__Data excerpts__
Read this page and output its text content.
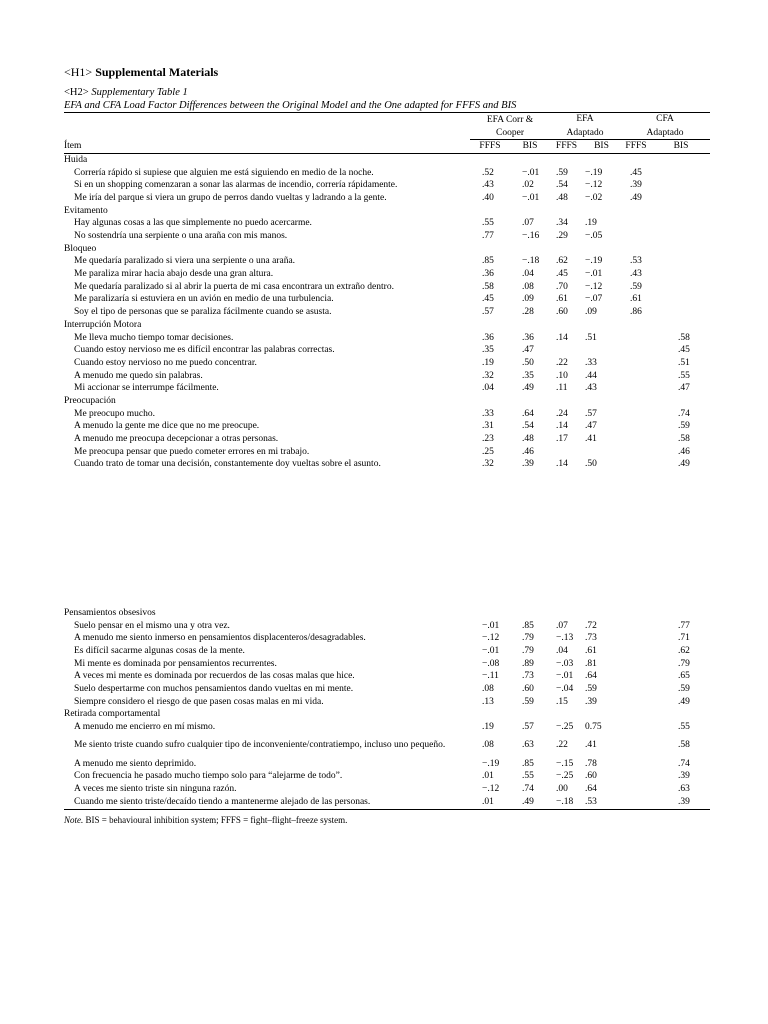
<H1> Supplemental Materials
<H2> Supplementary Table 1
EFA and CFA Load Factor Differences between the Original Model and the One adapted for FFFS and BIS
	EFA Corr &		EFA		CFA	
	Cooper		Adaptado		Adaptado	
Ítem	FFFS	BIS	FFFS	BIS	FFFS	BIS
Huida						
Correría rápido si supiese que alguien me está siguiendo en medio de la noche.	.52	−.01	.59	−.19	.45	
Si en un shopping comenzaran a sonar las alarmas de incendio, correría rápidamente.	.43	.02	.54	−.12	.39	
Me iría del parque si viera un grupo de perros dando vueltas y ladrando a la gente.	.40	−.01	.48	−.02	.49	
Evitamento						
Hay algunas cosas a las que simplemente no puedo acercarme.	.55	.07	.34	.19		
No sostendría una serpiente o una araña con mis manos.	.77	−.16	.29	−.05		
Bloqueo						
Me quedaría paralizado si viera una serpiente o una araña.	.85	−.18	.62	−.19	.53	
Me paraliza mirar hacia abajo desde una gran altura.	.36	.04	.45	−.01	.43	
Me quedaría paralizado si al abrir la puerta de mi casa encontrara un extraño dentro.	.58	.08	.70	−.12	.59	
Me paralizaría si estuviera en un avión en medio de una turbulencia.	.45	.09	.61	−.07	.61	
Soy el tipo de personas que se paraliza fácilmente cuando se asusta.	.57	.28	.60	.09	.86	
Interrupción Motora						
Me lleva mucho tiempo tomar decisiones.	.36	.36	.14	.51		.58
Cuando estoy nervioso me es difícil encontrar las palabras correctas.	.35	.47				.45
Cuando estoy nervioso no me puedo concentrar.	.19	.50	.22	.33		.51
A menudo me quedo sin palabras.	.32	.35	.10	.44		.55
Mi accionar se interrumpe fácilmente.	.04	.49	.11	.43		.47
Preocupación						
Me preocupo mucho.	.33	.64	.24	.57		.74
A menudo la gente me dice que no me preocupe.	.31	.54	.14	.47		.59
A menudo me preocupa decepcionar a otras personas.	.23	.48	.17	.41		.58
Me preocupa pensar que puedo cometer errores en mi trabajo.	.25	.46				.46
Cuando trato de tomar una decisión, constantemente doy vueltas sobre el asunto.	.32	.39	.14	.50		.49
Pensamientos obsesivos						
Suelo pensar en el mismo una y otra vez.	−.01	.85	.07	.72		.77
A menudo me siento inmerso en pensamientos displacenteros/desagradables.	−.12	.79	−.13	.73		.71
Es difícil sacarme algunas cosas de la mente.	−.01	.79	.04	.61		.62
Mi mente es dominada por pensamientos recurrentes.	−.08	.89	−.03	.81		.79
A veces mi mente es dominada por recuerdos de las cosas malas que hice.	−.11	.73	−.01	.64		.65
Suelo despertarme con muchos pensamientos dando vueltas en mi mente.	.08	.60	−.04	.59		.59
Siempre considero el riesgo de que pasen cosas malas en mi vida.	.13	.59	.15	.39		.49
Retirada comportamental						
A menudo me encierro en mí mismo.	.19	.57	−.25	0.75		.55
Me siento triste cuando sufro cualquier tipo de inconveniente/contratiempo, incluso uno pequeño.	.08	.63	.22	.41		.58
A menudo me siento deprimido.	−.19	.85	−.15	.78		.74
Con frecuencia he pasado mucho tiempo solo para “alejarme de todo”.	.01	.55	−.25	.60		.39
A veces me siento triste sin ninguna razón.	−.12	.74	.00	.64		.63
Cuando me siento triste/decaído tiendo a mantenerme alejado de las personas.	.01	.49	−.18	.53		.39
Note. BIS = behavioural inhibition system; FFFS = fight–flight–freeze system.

__What you have to do__
Repeat the material above word for word and skip every image in it.

__Complete response__
Read this page and output its text content.
<H1> Supplemental Materials
<H2> Supplementary Table 1
EFA and CFA Load Factor Differences between the Original Model and the One adapted for FFFS and BIS
	EFA Corr &		EFA		CFA	
	Cooper		Adaptado		Adaptado	
Ítem	FFFS	BIS	FFFS	BIS	FFFS	BIS
Huida						
Correría rápido si supiese que alguien me está siguiendo en medio de la noche.	.52	−.01	.59	−.19	.45	
Si en un shopping comenzaran a sonar las alarmas de incendio, correría rápidamente.	.43	.02	.54	−.12	.39	
Me iría del parque si viera un grupo de perros dando vueltas y ladrando a la gente.	.40	−.01	.48	−.02	.49	
Evitamento						
Hay algunas cosas a las que simplemente no puedo acercarme.	.55	.07	.34	.19		
No sostendría una serpiente o una araña con mis manos.	.77	−.16	.29	−.05		
Bloqueo						
Me quedaría paralizado si viera una serpiente o una araña.	.85	−.18	.62	−.19	.53	
Me paraliza mirar hacia abajo desde una gran altura.	.36	.04	.45	−.01	.43	
Me quedaría paralizado si al abrir la puerta de mi casa encontrara un extraño dentro.	.58	.08	.70	−.12	.59	
Me paralizaría si estuviera en un avión en medio de una turbulencia.	.45	.09	.61	−.07	.61	
Soy el tipo de personas que se paraliza fácilmente cuando se asusta.	.57	.28	.60	.09	.86	
Interrupción Motora						
Me lleva mucho tiempo tomar decisiones.	.36	.36	.14	.51		.58
Cuando estoy nervioso me es difícil encontrar las palabras correctas.	.35	.47				.45
Cuando estoy nervioso no me puedo concentrar.	.19	.50	.22	.33		.51
A menudo me quedo sin palabras.	.32	.35	.10	.44		.55
Mi accionar se interrumpe fácilmente.	.04	.49	.11	.43		.47
Preocupación						
Me preocupo mucho.	.33	.64	.24	.57		.74
A menudo la gente me dice que no me preocupe.	.31	.54	.14	.47		.59
A menudo me preocupa decepcionar a otras personas.	.23	.48	.17	.41		.58
Me preocupa pensar que puedo cometer errores en mi trabajo.	.25	.46				.46
Cuando trato de tomar una decisión, constantemente doy vueltas sobre el asunto.	.32	.39	.14	.50		.49
Pensamientos obsesivos						
Suelo pensar en el mismo una y otra vez.	−.01	.85	.07	.72		.77
A menudo me siento inmerso en pensamientos displacenteros/desagradables.	−.12	.79	−.13	.73		.71
Es difícil sacarme algunas cosas de la mente.	−.01	.79	.04	.61		.62
Mi mente es dominada por pensamientos recurrentes.	−.08	.89	−.03	.81		.79
A veces mi mente es dominada por recuerdos de las cosas malas que hice.	−.11	.73	−.01	.64		.65
Suelo despertarme con muchos pensamientos dando vueltas en mi mente.	.08	.60	−.04	.59		.59
Siempre considero el riesgo de que pasen cosas malas en mi vida.	.13	.59	.15	.39		.49
Retirada comportamental						
A menudo me encierro en mí mismo.	.19	.57	−.25	0.75		.55
Me siento triste cuando sufro cualquier tipo de inconveniente/contratiempo, incluso uno pequeño.	.08	.63	.22	.41		.58
A menudo me siento deprimido.	−.19	.85	−.15	.78		.74
Con frecuencia he pasado mucho tiempo solo para “alejarme de todo”.	.01	.55	−.25	.60		.39
A veces me siento triste sin ninguna razón.	−.12	.74	.00	.64		.63
Cuando me siento triste/decaído tiendo a mantenerme alejado de las personas.	.01	.49	−.18	.53		.39
Note. BIS = behavioural inhibition system; FFFS = fight–flight–freeze system.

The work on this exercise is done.